[AVAILABLE DATA]

* * *

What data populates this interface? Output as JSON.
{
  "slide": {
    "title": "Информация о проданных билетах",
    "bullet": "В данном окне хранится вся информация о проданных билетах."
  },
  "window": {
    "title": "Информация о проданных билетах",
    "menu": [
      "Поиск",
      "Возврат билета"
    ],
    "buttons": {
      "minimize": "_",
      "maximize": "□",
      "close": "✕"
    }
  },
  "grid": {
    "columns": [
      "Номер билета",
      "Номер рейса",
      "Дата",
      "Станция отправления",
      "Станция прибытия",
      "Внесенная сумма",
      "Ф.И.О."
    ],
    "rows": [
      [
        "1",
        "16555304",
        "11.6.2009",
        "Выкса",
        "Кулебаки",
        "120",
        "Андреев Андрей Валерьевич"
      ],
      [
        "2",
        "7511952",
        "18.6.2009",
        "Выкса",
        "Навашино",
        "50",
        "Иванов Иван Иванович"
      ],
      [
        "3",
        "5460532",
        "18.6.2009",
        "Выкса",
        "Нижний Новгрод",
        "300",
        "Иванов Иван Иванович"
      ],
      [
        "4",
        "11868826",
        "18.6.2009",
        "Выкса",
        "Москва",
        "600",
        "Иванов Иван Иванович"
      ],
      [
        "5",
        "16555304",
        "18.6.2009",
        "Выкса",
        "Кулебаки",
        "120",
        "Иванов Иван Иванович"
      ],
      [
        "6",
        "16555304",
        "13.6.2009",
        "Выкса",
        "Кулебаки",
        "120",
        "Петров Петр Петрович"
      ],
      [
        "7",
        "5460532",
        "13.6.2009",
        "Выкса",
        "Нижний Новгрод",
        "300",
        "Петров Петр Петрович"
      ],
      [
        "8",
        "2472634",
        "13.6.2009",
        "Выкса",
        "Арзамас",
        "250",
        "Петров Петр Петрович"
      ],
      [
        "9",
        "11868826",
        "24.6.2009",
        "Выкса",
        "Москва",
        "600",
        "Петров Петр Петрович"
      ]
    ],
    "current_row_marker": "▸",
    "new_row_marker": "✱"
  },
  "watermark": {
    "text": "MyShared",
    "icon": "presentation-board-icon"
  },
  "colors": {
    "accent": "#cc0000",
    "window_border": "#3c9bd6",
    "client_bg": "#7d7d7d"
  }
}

* * *

[WORK TO BE COMPLETED] Repeat all entries. Match them exactly.

[THE COMPLETED TASK]
What data populates this interface? Output as JSON.
{
  "slide": {
    "title": "Информация о проданных билетах",
    "bullet": "В данном окне хранится вся информация о проданных билетах."
  },
  "window": {
    "title": "Информация о проданных билетах",
    "menu": [
      "Поиск",
      "Возврат билета"
    ],
    "buttons": {
      "minimize": "_",
      "maximize": "□",
      "close": "✕"
    }
  },
  "grid": {
    "columns": [
      "Номер билета",
      "Номер рейса",
      "Дата",
      "Станция отправления",
      "Станция прибытия",
      "Внесенная сумма",
      "Ф.И.О."
    ],
    "rows": [
      [
        "1",
        "16555304",
        "11.6.2009",
        "Выкса",
        "Кулебаки",
        "120",
        "Андреев Андрей Валерьевич"
      ],
      [
        "2",
        "7511952",
        "18.6.2009",
        "Выкса",
        "Навашино",
        "50",
        "Иванов Иван Иванович"
      ],
      [
        "3",
        "5460532",
        "18.6.2009",
        "Выкса",
        "Нижний Новгрод",
        "300",
        "Иванов Иван Иванович"
      ],
      [
        "4",
        "11868826",
        "18.6.2009",
        "Выкса",
        "Москва",
        "600",
        "Иванов Иван Иванович"
      ],
      [
        "5",
        "16555304",
        "18.6.2009",
        "Выкса",
        "Кулебаки",
        "120",
        "Иванов Иван Иванович"
      ],
      [
        "6",
        "16555304",
        "13.6.2009",
        "Выкса",
        "Кулебаки",
        "120",
        "Петров Петр Петрович"
      ],
      [
        "7",
        "5460532",
        "13.6.2009",
        "Выкса",
        "Нижний Новгрод",
        "300",
        "Петров Петр Петрович"
      ],
      [
        "8",
        "2472634",
        "13.6.2009",
        "Выкса",
        "Арзамас",
        "250",
        "Петров Петр Петрович"
      ],
      [
        "9",
        "11868826",
        "24.6.2009",
        "Выкса",
        "Москва",
        "600",
        "Петров Петр Петрович"
      ]
    ],
    "current_row_marker": "▸",
    "new_row_marker": "✱"
  },
  "watermark": {
    "text": "MyShared",
    "icon": "presentation-board-icon"
  },
  "colors": {
    "accent": "#cc0000",
    "window_border": "#3c9bd6",
    "client_bg": "#7d7d7d"
  }
}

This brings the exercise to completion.